§ **STATED GOAL**
Once the pictures are set aside, transcribe the remaining data exactly.

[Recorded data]
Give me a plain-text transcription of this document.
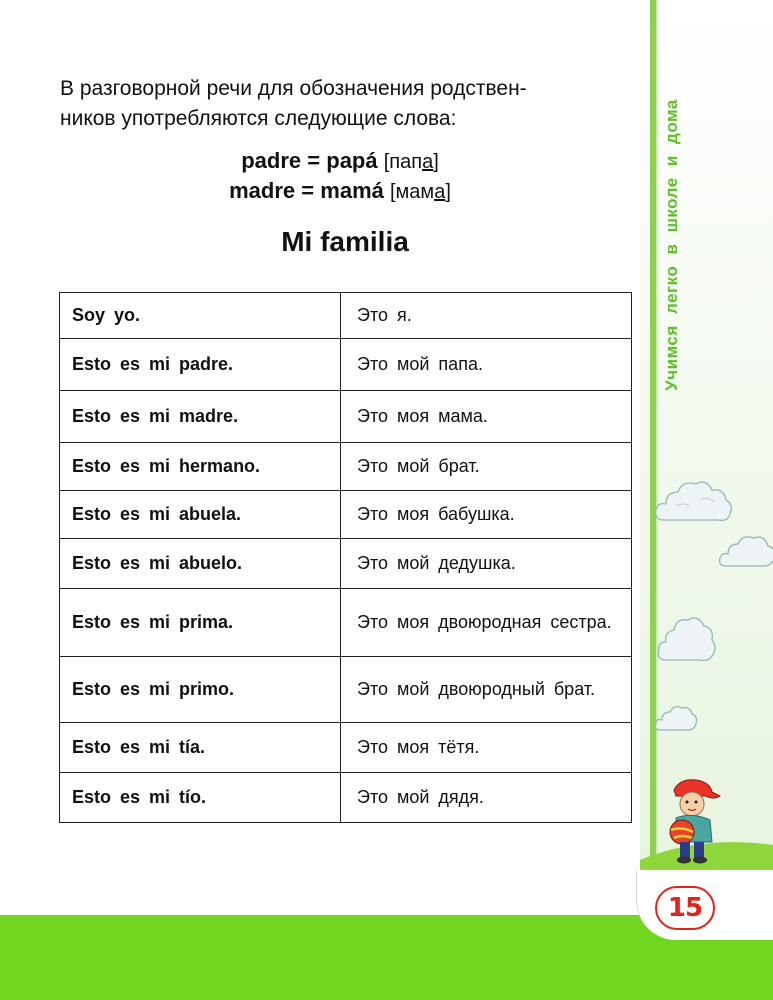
Учимся легко в школе и дома
15

В разговорной речи для обозначения родствен-
ников употребляются следующие слова:

padre = papá [папа]
madre = mamá [мама]
Mi familia
Soy yo.	Это я.
Esto es mi padre.	Это мой папа.
Esto es mi madre.	Это моя мама.
Esto es mi hermano.	Это мой брат.
Esto es mi abuela.	Это моя бабушка.
Esto es mi abuelo.	Это мой дедушка.
Esto es mi prima.	Это моя двоюродная сестра.
Esto es mi primo.	Это мой двоюродный брат.
Esto es mi tía.	Это моя тётя.
Esto es mi tío.	Это мой дядя.
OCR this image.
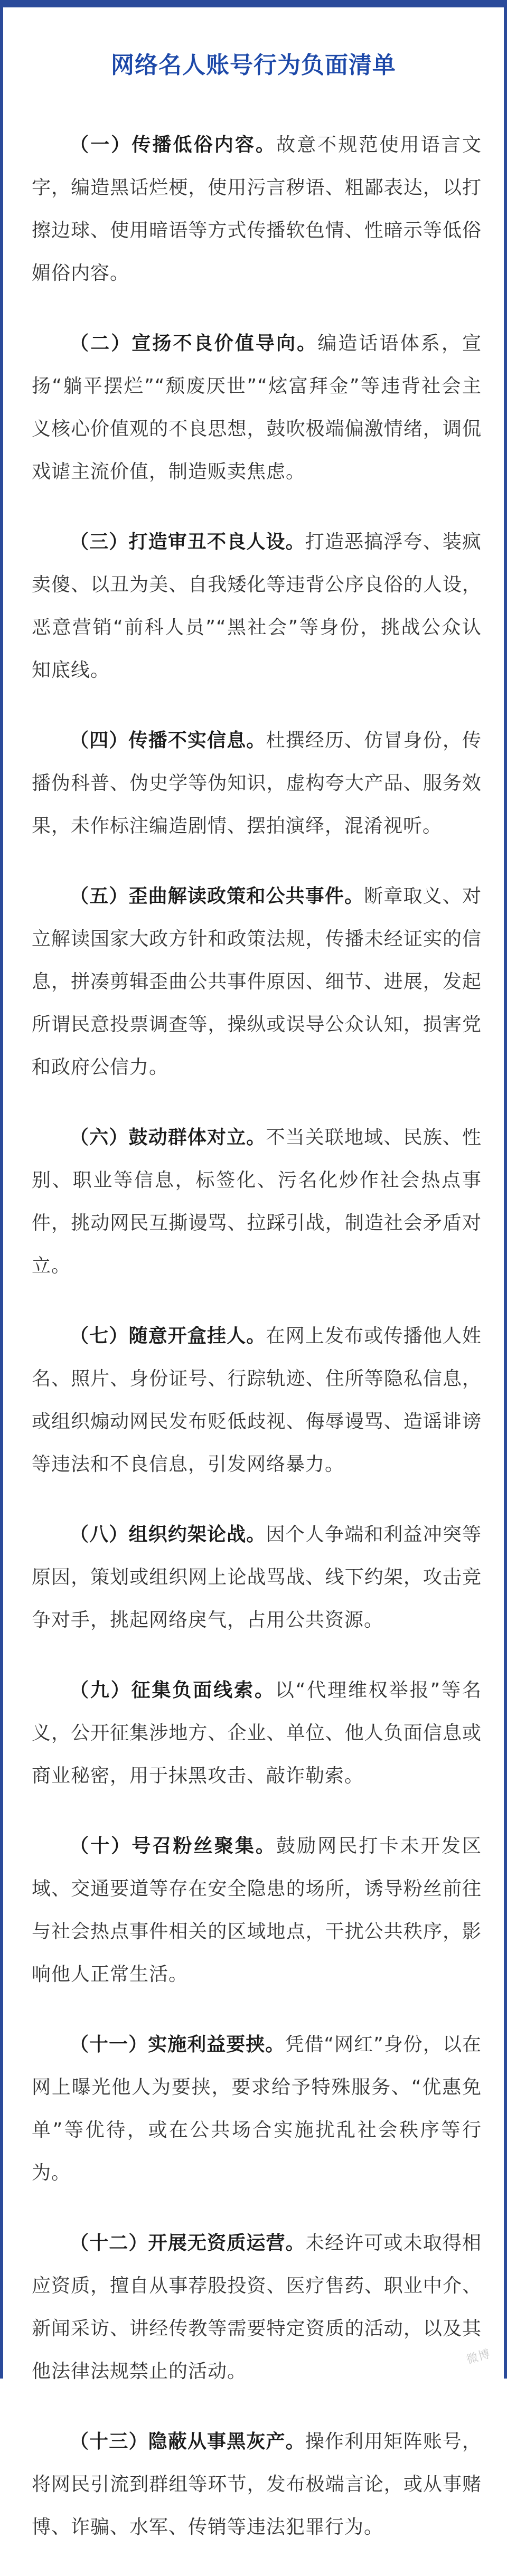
网络名人账号行为负面清单

（一）传播低俗内容。故意不规范使用语言文字，编造黑话烂梗，使用污言秽语、粗鄙表达，以打擦边球、使用暗语等方式传播软色情、性暗示等低俗媚俗内容。

（二）宣扬不良价值导向。编造话语体系，宣扬“躺平摆烂”“颓废厌世”“炫富拜金”等违背社会主义核心价值观的不良思想，鼓吹极端偏激情绪，调侃戏谑主流价值，制造贩卖焦虑。

（三）打造审丑不良人设。打造恶搞浮夸、装疯卖傻、以丑为美、自我矮化等违背公序良俗的人设，恶意营销“前科人员”“黑社会”等身份，挑战公众认知底线。

（四）传播不实信息。杜撰经历、仿冒身份，传播伪科普、伪史学等伪知识，虚构夸大产品、服务效果，未作标注编造剧情、摆拍演绎，混淆视听。

（五）歪曲解读政策和公共事件。断章取义、对立解读国家大政方针和政策法规，传播未经证实的信息，拼凑剪辑歪曲公共事件原因、细节、进展，发起所谓民意投票调查等，操纵或误导公众认知，损害党和政府公信力。

（六）鼓动群体对立。不当关联地域、民族、性别、职业等信息，标签化、污名化炒作社会热点事件，挑动网民互撕谩骂、拉踩引战，制造社会矛盾对立。

（七）随意开盒挂人。在网上发布或传播他人姓名、照片、身份证号、行踪轨迹、住所等隐私信息，或组织煽动网民发布贬低歧视、侮辱谩骂、造谣诽谤等违法和不良信息，引发网络暴力。

（八）组织约架论战。因个人争端和利益冲突等原因，策划或组织网上论战骂战、线下约架，攻击竞争对手，挑起网络戾气，占用公共资源。

（九）征集负面线索。以“代理维权举报”等名义，公开征集涉地方、企业、单位、他人负面信息或商业秘密，用于抹黑攻击、敲诈勒索。

（十）号召粉丝聚集。鼓励网民打卡未开发区域、交通要道等存在安全隐患的场所，诱导粉丝前往与社会热点事件相关的区域地点，干扰公共秩序，影响他人正常生活。

（十一）实施利益要挟。凭借“网红”身份，以在网上曝光他人为要挟，要求给予特殊服务、“优惠免单”等优待，或在公共场合实施扰乱社会秩序等行为。

（十二）开展无资质运营。未经许可或未取得相应资质，擅自从事荐股投资、医疗售药、职业中介、新闻采访、讲经传教等需要特定资质的活动，以及其他法律法规禁止的活动。

（十三）隐蔽从事黑灰产。操作利用矩阵账号，将网民引流到群组等环节，发布极端言论，或从事赌博、诈骗、水军、传销等违法犯罪行为。

微博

§ **RESULT OF THIS EXERCISE**
Give me a plain-text transcription of this document.
Учимся легко в школе и дома
15

В разговорной речи для обозначения родствен-
ников употребляются следующие слова:

padre = papá [папа]
madre = mamá [мама]
Mi familia
Soy yo.	Это я.
Esto es mi padre.	Это мой папа.
Esto es mi madre.	Это моя мама.
Esto es mi hermano.	Это мой брат.
Esto es mi abuela.	Это моя бабушка.
Esto es mi abuelo.	Это мой дедушка.
Esto es mi prima.	Это моя двоюродная сестра.
Esto es mi primo.	Это мой двоюродный брат.
Esto es mi tía.	Это моя тётя.
Esto es mi tío.	Это мой дядя.
OCR this image.
网络名人账号行为负面清单

（一）传播低俗内容。故意不规范使用语言文字，编造黑话烂梗，使用污言秽语、粗鄙表达，以打擦边球、使用暗语等方式传播软色情、性暗示等低俗媚俗内容。

（二）宣扬不良价值导向。编造话语体系，宣扬“躺平摆烂”“颓废厌世”“炫富拜金”等违背社会主义核心价值观的不良思想，鼓吹极端偏激情绪，调侃戏谑主流价值，制造贩卖焦虑。

（三）打造审丑不良人设。打造恶搞浮夸、装疯卖傻、以丑为美、自我矮化等违背公序良俗的人设，恶意营销“前科人员”“黑社会”等身份，挑战公众认知底线。

（四）传播不实信息。杜撰经历、仿冒身份，传播伪科普、伪史学等伪知识，虚构夸大产品、服务效果，未作标注编造剧情、摆拍演绎，混淆视听。

（五）歪曲解读政策和公共事件。断章取义、对立解读国家大政方针和政策法规，传播未经证实的信息，拼凑剪辑歪曲公共事件原因、细节、进展，发起所谓民意投票调查等，操纵或误导公众认知，损害党和政府公信力。

（六）鼓动群体对立。不当关联地域、民族、性别、职业等信息，标签化、污名化炒作社会热点事件，挑动网民互撕谩骂、拉踩引战，制造社会矛盾对立。

（七）随意开盒挂人。在网上发布或传播他人姓名、照片、身份证号、行踪轨迹、住所等隐私信息，或组织煽动网民发布贬低歧视、侮辱谩骂、造谣诽谤等违法和不良信息，引发网络暴力。

（八）组织约架论战。因个人争端和利益冲突等原因，策划或组织网上论战骂战、线下约架，攻击竞争对手，挑起网络戾气，占用公共资源。

（九）征集负面线索。以“代理维权举报”等名义，公开征集涉地方、企业、单位、他人负面信息或商业秘密，用于抹黑攻击、敲诈勒索。

（十）号召粉丝聚集。鼓励网民打卡未开发区域、交通要道等存在安全隐患的场所，诱导粉丝前往与社会热点事件相关的区域地点，干扰公共秩序，影响他人正常生活。

（十一）实施利益要挟。凭借“网红”身份，以在网上曝光他人为要挟，要求给予特殊服务、“优惠免单”等优待，或在公共场合实施扰乱社会秩序等行为。

（十二）开展无资质运营。未经许可或未取得相应资质，擅自从事荐股投资、医疗售药、职业中介、新闻采访、讲经传教等需要特定资质的活动，以及其他法律法规禁止的活动。

（十三）隐蔽从事黑灰产。操作利用矩阵账号，将网民引流到群组等环节，发布极端言论，或从事赌博、诈骗、水军、传销等违法犯罪行为。

微博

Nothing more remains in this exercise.